> Like Rust, Zig uses 'name' (':' Type)? syntax for ascribing types, which is better than Type 'name'
I'm definitely an outlier on this given the direction all syntactically C-like new languages have taken, but I have the opposite preference. I find that the most common reason I go back to check a variable declaration is to determine the type of the variable, and the harder it is to visually find that, the more annoyed I'm going to be. In particular, with statically typed languages, my mental model tends to be "this is an int" rather than "this is a variable that happens to have the type 'int'".
In Rust, in particular, this leads to some awkward syntactic verbosity, because mutable variables are declared with `let mut`, meaning that `let` is used in every declaration. In C or C++ the type would take the place of that unnecessary `let`. And even C (as of C23) will do type inference with the `auto` keyword. My tendency is to use optional type inference in places where needing to know the type isn't important to understand the code, and to specify the type when it would serve as helpful commentary when reading it back.
I’m in the same boat. It’s faster mentally to grok the type of something when it comes first. The name of the thing is less important (but still important!) than the type of the thing and so I prefer types to come before names.
From a parser perspective, it’s easier to go name first so you can add it to the AST and pass it off to the type determiner to finish the declaration. So I get it. In typescript I believe it’s this way so parsers can just drop types all together to make it compatible with JavaScript (it’s still trivial to strip typing, though why would you?) without transpiling.
In go, well, you have even more crazier conventions. Uppercase vs lowercase public vs private, no inheritance, a gc that shuns away performance minded devs.
In the end, I just want a working std library that’s easy to use so I can build applications. I don’t care for:
type Add<A extends number, B extends number> = [
…Array<A>,
…Array<B>,
][“length”]
This is the kind of abuse of the type system that drives me bonkers. You don’t have to be clever, just export a function. I don’t need a type to represent every state, I need intent.I, too, go back up the code to find the type of a variable. But I see the opposite problem: if the type is first, then it becomes harder to find the line that declares the variable I'm interested in, because the variable name isn't first. It's after the type, and the type could be "int" or it could be "struct Frobnosticator". That is, the variable name is after a variable-length type, so I have to keep bouncing left to right to find the start of the variable name.
> I find that the most common reason I go back to check a variable declaration is to determine the type of the variable,
Hover the mouse cursor over it. Any reasonable editor will show the type.
> In Rust, in particular, this leads to some awkward syntactic verbosity, because mutable variables are declared with `let mut`, meaning that `let` is used in every declaration.

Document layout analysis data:
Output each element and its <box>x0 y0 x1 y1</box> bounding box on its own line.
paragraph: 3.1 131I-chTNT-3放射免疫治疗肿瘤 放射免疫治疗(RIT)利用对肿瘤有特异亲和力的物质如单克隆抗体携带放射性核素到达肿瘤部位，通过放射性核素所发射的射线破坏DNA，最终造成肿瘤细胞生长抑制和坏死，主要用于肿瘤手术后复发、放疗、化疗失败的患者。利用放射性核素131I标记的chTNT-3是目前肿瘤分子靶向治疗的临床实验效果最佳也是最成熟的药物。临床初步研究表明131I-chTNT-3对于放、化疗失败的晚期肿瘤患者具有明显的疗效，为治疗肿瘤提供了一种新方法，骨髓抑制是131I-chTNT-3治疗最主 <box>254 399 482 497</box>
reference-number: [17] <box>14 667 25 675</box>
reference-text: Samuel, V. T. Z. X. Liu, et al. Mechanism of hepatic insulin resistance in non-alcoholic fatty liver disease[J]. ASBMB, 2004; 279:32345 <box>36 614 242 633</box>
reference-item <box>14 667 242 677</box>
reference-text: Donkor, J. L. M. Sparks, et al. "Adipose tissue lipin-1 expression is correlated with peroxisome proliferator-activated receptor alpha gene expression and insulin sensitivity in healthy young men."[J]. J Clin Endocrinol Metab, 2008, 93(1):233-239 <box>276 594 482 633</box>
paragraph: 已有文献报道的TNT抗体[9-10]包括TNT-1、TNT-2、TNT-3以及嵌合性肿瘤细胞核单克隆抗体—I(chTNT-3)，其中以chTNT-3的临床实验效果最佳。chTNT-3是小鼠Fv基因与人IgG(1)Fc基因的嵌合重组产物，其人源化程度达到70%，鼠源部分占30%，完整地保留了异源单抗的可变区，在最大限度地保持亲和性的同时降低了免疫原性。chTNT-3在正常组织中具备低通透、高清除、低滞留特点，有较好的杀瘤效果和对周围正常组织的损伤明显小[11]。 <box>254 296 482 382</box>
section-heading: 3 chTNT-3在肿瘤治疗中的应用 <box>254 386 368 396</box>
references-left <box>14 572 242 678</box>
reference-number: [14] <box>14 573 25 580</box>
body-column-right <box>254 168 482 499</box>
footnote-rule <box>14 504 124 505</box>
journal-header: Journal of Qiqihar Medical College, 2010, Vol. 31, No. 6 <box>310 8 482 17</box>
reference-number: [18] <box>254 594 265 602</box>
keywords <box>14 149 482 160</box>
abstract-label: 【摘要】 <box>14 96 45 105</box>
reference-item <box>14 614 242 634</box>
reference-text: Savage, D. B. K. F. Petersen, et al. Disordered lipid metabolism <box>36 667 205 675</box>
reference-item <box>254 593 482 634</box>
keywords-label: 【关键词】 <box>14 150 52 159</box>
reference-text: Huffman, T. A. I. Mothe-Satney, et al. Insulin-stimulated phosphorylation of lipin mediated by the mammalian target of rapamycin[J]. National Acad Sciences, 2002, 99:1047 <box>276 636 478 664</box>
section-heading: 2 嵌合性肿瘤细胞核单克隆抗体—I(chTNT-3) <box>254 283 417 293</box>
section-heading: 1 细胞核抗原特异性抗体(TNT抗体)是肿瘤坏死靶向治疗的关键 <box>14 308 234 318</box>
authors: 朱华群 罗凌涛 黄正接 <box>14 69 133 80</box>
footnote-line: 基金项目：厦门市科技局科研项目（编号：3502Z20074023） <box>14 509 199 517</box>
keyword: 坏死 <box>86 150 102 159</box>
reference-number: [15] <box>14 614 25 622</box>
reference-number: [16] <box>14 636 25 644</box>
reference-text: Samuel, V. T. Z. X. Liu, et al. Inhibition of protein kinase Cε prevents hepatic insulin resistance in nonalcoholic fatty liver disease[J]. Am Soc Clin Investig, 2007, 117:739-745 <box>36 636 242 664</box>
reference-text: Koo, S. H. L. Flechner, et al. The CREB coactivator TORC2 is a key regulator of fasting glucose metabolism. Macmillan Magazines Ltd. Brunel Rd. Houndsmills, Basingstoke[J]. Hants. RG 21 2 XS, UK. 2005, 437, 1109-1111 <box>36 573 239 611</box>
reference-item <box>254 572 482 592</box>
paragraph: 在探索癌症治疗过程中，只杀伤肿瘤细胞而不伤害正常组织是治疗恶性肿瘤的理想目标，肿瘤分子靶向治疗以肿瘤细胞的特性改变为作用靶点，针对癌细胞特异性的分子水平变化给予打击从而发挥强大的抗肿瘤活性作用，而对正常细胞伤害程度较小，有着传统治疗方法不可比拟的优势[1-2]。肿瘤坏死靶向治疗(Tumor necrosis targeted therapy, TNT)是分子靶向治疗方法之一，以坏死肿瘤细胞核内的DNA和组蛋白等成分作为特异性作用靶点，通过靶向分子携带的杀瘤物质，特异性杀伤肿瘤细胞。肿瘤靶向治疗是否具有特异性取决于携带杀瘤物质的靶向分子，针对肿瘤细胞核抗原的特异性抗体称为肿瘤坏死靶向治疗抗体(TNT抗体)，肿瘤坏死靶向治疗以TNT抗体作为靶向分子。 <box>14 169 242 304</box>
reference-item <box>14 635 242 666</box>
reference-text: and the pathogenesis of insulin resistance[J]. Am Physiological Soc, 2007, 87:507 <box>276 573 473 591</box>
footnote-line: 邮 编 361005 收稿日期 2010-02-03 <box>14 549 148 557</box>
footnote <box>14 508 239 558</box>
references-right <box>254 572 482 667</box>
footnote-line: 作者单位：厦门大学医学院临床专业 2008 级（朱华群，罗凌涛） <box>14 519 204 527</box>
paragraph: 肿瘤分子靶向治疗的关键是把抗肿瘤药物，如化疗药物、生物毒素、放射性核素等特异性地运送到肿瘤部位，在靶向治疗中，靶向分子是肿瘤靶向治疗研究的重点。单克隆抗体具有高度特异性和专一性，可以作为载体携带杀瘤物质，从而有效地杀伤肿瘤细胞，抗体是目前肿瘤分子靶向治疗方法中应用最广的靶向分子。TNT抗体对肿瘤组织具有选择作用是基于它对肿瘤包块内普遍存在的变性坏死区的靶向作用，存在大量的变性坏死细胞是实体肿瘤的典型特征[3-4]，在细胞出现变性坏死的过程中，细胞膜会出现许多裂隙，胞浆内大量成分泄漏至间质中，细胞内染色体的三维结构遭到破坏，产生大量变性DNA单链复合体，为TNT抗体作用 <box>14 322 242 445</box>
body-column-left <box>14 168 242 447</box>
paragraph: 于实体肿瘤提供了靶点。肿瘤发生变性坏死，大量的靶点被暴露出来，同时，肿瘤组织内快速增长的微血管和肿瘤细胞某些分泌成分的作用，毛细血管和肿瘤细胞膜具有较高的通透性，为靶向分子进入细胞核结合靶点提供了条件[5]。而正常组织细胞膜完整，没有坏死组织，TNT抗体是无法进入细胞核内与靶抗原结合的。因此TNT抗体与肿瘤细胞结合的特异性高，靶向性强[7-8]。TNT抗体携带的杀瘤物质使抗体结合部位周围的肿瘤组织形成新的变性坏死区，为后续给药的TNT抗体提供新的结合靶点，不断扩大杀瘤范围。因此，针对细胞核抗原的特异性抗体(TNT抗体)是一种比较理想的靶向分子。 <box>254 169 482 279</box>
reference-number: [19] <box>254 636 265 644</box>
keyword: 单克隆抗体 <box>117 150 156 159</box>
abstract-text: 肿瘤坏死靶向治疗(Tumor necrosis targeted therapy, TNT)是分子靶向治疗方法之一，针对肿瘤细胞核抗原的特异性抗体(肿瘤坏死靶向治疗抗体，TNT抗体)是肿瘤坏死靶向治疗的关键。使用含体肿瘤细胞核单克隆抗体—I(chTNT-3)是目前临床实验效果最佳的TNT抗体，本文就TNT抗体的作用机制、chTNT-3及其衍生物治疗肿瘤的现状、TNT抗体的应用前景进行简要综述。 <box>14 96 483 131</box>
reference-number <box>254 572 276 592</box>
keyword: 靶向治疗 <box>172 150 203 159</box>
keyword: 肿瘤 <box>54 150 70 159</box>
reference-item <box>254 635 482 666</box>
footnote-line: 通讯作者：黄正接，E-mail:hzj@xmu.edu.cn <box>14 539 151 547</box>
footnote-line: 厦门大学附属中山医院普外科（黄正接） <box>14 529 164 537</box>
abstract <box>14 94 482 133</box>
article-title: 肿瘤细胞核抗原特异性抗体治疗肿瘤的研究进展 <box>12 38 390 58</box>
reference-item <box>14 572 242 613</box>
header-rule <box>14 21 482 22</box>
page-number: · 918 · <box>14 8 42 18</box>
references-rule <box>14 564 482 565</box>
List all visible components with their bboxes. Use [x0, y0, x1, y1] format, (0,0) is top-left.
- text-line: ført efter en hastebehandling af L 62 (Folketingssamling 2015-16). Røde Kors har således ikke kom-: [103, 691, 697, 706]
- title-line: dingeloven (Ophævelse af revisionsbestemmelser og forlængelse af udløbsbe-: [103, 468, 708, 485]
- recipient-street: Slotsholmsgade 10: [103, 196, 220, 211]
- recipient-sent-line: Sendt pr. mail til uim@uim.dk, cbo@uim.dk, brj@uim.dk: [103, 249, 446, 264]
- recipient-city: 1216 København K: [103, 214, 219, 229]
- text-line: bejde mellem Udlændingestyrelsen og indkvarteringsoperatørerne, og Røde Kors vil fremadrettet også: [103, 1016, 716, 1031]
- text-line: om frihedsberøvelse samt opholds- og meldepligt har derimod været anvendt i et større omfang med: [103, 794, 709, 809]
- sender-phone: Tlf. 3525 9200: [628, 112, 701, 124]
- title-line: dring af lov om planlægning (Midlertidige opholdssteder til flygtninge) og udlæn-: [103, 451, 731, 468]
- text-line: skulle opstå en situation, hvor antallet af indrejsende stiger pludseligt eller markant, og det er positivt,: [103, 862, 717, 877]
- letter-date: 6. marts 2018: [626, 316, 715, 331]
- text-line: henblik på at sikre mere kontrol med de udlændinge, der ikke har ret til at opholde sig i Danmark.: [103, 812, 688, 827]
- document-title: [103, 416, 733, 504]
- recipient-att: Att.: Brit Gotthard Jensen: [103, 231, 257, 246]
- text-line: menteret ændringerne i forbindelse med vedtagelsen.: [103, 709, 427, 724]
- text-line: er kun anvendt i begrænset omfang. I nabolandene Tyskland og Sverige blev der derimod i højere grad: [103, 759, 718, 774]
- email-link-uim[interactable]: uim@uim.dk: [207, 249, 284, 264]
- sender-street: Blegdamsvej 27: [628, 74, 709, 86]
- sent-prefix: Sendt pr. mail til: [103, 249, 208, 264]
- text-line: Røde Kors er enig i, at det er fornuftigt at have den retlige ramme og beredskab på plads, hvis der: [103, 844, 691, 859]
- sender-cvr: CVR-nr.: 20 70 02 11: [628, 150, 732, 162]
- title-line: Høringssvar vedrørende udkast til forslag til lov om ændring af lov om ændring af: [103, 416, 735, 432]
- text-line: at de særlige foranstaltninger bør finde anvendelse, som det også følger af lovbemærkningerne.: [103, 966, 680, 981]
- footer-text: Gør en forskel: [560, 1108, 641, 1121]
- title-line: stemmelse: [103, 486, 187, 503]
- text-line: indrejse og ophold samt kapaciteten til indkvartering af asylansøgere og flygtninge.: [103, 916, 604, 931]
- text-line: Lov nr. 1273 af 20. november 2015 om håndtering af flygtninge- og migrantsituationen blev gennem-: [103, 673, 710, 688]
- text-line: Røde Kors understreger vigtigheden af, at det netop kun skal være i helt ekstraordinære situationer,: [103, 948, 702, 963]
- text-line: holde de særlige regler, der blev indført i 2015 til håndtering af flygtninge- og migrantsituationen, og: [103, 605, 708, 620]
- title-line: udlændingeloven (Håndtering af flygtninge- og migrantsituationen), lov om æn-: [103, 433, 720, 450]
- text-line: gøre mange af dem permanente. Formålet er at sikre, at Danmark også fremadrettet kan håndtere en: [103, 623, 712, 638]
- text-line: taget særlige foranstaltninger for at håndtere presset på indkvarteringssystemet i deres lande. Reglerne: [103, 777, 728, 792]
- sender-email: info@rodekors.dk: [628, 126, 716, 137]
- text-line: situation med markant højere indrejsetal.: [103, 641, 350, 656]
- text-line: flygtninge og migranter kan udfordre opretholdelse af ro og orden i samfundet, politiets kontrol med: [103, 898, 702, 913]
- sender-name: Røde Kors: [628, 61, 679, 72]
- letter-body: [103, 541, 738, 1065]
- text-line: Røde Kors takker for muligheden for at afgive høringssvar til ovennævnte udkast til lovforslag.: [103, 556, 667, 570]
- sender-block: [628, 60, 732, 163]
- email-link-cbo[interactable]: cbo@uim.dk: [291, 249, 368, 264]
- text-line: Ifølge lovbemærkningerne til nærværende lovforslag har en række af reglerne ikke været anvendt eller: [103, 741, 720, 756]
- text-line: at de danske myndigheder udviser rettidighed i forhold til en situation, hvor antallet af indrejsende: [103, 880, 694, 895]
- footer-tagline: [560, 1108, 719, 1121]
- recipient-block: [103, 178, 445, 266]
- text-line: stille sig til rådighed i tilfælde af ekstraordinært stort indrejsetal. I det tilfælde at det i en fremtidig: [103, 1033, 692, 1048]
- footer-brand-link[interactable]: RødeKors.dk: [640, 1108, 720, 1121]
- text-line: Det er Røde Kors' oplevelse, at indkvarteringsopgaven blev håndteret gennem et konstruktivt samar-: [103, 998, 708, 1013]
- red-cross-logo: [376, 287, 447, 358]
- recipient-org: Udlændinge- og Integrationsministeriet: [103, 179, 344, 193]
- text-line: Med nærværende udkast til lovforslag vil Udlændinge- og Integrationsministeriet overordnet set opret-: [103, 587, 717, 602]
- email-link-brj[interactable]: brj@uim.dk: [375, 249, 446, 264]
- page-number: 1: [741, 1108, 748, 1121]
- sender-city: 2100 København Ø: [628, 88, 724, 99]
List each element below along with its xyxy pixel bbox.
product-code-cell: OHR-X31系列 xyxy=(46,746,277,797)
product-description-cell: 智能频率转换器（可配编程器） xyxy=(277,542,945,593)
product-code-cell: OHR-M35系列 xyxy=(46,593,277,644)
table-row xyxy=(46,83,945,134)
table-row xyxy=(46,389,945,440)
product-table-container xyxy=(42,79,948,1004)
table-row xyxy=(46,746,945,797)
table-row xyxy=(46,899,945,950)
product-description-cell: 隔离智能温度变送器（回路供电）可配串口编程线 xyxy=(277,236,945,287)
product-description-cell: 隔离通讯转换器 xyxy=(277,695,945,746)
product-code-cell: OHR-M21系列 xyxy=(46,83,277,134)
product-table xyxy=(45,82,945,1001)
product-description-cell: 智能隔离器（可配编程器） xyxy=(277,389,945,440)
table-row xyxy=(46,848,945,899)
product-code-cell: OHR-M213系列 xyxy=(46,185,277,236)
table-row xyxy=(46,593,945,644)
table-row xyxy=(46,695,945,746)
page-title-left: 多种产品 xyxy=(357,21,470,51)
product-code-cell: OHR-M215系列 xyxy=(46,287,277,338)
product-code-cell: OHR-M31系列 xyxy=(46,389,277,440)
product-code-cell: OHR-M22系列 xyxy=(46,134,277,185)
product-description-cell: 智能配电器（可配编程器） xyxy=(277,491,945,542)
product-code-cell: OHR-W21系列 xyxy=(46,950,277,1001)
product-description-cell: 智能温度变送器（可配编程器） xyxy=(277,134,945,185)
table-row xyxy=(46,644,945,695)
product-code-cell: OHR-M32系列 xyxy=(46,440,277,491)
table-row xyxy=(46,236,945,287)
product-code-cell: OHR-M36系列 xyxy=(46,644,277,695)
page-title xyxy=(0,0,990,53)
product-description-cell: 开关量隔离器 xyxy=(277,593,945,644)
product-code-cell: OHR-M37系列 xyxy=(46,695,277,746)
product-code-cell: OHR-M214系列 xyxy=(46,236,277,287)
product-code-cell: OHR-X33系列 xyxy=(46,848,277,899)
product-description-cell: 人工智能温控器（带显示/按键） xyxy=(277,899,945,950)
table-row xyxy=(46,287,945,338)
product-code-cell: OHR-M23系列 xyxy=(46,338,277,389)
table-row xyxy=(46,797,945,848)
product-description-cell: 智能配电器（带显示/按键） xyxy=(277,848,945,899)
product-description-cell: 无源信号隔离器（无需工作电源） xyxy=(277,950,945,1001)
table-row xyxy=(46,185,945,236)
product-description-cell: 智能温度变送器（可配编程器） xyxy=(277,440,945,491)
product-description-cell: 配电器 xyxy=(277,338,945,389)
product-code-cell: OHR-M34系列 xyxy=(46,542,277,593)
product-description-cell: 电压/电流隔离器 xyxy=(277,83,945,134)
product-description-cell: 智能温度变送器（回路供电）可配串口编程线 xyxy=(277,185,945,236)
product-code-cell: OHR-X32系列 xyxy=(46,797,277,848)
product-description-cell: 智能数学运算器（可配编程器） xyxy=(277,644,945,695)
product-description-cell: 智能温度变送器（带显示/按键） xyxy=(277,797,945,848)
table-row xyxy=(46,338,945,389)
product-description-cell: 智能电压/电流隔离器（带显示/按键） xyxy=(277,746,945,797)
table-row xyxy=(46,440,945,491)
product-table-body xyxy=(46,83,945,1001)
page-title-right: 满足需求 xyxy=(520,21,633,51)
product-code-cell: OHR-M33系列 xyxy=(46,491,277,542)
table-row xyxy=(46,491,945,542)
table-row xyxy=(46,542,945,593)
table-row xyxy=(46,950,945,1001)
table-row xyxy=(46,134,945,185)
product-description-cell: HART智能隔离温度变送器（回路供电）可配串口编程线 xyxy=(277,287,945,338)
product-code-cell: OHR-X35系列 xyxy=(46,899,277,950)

-- What to do --
Repeat word for word the part of the discussion about type syntax that begins at "I’m in the same" and stops after "you?) without transpiling.".

-- Output for this task --
I’m in the same boat. It’s faster mentally to grok the type of something when it comes first. The name of the thing is less important (but still important!) than the type of the thing and so I prefer types to come before names.
From a parser perspective, it’s easier to go name first so you can add it to the AST and pass it off to the type determiner to finish the declaration. So I get it. In typescript I believe it’s this way so parsers can just drop types all together to make it compatible with JavaScript (it’s still trivial to strip typing, though why would you?) without transpiling.